WHAT IS ASKED
Take every line from the listing below that contains "prop".

Dataset rows
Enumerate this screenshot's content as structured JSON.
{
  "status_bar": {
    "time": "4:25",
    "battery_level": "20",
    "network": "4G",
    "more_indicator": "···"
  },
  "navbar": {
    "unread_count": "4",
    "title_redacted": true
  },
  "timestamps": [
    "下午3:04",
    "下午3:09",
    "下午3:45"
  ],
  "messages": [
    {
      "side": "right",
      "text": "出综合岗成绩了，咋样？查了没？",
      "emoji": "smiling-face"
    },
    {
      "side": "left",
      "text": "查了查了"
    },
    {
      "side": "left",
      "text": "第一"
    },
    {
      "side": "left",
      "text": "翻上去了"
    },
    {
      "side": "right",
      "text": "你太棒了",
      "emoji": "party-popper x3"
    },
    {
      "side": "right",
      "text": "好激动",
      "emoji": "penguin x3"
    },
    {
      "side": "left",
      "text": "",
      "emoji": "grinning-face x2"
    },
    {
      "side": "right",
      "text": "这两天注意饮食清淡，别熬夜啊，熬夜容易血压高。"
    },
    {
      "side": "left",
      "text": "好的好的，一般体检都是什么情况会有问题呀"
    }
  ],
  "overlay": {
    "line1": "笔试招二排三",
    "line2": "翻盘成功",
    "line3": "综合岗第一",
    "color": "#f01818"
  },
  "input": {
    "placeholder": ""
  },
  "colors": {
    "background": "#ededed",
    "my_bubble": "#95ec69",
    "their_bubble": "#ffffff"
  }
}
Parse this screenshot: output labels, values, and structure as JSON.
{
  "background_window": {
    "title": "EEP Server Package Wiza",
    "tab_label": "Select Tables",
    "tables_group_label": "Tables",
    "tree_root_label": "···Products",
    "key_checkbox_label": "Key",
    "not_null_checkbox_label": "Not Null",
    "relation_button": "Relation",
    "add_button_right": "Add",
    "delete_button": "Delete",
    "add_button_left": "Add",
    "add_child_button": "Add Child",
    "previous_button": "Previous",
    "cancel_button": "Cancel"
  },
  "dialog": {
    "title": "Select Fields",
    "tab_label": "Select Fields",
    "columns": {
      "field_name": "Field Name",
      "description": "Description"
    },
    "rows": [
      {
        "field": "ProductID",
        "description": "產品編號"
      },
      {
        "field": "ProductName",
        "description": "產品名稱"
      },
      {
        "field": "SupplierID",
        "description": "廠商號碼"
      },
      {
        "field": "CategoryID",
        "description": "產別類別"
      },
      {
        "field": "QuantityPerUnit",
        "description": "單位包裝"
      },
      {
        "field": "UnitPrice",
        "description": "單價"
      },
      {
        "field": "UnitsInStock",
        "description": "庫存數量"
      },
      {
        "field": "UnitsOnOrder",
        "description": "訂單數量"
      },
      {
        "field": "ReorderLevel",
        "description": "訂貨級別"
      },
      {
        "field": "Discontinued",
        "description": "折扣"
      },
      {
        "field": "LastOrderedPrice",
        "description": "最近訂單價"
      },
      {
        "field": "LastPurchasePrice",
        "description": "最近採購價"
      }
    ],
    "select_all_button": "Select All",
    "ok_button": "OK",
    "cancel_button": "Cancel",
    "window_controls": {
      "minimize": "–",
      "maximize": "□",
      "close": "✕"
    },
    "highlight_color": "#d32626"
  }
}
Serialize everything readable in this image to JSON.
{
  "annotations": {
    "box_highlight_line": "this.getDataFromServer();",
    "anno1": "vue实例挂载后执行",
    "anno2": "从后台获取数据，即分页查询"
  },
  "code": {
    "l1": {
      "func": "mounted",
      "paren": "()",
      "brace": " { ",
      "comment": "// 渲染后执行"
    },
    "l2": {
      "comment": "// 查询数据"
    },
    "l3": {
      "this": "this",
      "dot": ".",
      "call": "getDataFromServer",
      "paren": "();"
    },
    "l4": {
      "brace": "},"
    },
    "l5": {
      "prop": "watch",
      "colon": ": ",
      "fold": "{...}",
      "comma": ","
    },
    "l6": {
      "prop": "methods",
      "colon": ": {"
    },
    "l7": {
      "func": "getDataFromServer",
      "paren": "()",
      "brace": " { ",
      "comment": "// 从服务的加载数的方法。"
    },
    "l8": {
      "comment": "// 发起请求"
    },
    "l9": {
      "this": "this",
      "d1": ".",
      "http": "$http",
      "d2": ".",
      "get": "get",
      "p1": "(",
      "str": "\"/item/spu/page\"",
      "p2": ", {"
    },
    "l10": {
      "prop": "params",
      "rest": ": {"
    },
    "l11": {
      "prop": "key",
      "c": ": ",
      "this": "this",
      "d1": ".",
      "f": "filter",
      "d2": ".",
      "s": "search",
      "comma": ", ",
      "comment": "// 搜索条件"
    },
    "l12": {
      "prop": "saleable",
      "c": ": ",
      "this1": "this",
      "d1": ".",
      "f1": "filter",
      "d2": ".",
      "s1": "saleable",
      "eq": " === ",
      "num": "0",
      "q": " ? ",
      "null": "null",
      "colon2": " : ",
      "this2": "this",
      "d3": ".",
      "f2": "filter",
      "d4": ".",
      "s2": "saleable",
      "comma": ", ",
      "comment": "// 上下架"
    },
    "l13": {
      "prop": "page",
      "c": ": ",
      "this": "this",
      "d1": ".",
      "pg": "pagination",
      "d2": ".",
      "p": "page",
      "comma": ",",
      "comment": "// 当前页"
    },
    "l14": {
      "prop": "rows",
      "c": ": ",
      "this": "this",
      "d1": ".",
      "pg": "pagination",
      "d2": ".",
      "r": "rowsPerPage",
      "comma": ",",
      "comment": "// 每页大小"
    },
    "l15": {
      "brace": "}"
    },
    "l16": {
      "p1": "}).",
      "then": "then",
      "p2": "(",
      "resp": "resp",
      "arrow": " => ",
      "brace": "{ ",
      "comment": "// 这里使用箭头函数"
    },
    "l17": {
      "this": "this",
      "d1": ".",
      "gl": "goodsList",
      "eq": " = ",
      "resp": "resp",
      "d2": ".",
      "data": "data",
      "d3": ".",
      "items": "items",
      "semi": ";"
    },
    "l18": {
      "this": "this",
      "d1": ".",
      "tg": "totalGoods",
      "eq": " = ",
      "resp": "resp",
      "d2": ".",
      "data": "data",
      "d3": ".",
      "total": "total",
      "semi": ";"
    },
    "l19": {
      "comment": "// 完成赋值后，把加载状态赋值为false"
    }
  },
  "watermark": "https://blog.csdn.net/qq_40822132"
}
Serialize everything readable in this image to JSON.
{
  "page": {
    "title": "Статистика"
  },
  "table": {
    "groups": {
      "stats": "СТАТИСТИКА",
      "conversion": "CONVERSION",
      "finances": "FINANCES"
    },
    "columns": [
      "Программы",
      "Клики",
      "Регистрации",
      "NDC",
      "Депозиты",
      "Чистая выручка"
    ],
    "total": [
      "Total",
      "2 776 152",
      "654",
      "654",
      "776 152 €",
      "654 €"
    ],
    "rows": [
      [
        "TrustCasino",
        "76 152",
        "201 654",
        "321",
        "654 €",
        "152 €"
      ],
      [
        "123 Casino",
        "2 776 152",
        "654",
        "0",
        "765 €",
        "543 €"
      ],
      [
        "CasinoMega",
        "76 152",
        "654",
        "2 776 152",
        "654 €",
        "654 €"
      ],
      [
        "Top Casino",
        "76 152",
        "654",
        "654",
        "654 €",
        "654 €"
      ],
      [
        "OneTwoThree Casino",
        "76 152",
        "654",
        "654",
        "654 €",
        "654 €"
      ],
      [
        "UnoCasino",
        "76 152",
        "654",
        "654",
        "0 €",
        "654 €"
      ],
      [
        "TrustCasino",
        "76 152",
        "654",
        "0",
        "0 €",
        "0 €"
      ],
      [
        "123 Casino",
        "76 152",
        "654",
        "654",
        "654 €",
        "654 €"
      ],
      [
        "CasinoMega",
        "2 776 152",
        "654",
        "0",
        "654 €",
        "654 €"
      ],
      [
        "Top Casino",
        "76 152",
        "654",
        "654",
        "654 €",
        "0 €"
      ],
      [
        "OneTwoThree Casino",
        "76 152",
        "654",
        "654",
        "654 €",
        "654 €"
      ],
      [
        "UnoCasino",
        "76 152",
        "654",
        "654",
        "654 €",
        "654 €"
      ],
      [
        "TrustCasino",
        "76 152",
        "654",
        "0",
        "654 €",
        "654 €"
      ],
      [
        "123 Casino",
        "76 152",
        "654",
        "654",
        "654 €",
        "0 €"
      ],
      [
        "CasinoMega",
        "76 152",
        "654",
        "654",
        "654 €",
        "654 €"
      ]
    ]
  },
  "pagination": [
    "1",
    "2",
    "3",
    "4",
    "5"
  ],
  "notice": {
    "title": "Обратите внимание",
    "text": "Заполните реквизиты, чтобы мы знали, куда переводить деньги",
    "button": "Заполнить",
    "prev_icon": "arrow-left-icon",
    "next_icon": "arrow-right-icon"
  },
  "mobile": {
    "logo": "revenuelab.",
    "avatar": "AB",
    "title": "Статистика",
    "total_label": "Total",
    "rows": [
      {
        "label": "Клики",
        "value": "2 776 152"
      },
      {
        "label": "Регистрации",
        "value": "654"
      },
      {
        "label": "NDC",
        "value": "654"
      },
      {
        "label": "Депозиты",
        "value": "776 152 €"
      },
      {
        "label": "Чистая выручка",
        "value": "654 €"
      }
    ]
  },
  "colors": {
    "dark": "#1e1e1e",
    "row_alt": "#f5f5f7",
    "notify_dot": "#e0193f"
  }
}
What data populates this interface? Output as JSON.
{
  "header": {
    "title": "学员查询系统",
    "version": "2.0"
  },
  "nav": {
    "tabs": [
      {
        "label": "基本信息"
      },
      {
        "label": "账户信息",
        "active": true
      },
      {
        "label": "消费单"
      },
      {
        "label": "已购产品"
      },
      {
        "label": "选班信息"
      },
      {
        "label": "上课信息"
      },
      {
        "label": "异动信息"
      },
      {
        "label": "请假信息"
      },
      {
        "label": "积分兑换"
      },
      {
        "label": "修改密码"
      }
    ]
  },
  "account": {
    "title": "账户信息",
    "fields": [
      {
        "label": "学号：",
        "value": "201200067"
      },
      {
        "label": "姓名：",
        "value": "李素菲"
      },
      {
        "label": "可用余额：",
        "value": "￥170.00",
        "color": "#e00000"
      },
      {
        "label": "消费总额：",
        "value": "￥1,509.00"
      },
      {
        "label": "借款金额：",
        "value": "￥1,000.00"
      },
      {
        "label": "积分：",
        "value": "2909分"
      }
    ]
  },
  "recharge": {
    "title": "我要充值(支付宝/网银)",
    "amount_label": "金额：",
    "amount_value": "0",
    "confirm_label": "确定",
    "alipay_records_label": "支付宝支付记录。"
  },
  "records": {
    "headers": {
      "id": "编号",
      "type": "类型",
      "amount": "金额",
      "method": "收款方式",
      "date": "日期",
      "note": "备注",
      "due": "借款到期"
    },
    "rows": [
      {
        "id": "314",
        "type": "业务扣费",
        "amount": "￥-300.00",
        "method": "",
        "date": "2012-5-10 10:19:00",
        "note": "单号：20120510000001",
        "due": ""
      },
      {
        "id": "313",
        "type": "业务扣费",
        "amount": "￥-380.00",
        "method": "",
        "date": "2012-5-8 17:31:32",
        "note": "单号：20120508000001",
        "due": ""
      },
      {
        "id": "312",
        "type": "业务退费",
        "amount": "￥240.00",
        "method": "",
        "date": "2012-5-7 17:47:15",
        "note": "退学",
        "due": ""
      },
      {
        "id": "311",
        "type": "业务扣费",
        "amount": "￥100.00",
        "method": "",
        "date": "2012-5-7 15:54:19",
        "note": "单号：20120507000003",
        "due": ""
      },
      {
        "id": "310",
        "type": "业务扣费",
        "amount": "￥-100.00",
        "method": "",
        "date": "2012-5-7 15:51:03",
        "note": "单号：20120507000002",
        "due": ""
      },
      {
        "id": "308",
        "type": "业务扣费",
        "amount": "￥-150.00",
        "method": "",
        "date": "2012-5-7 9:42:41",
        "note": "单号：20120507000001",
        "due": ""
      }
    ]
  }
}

CORRECT RESULT
      "prop": "watch",
      "prop": "methods",
      "prop": "params",
      "prop": "key",
      "prop": "saleable",
      "prop": "page",
      "prop": "rows",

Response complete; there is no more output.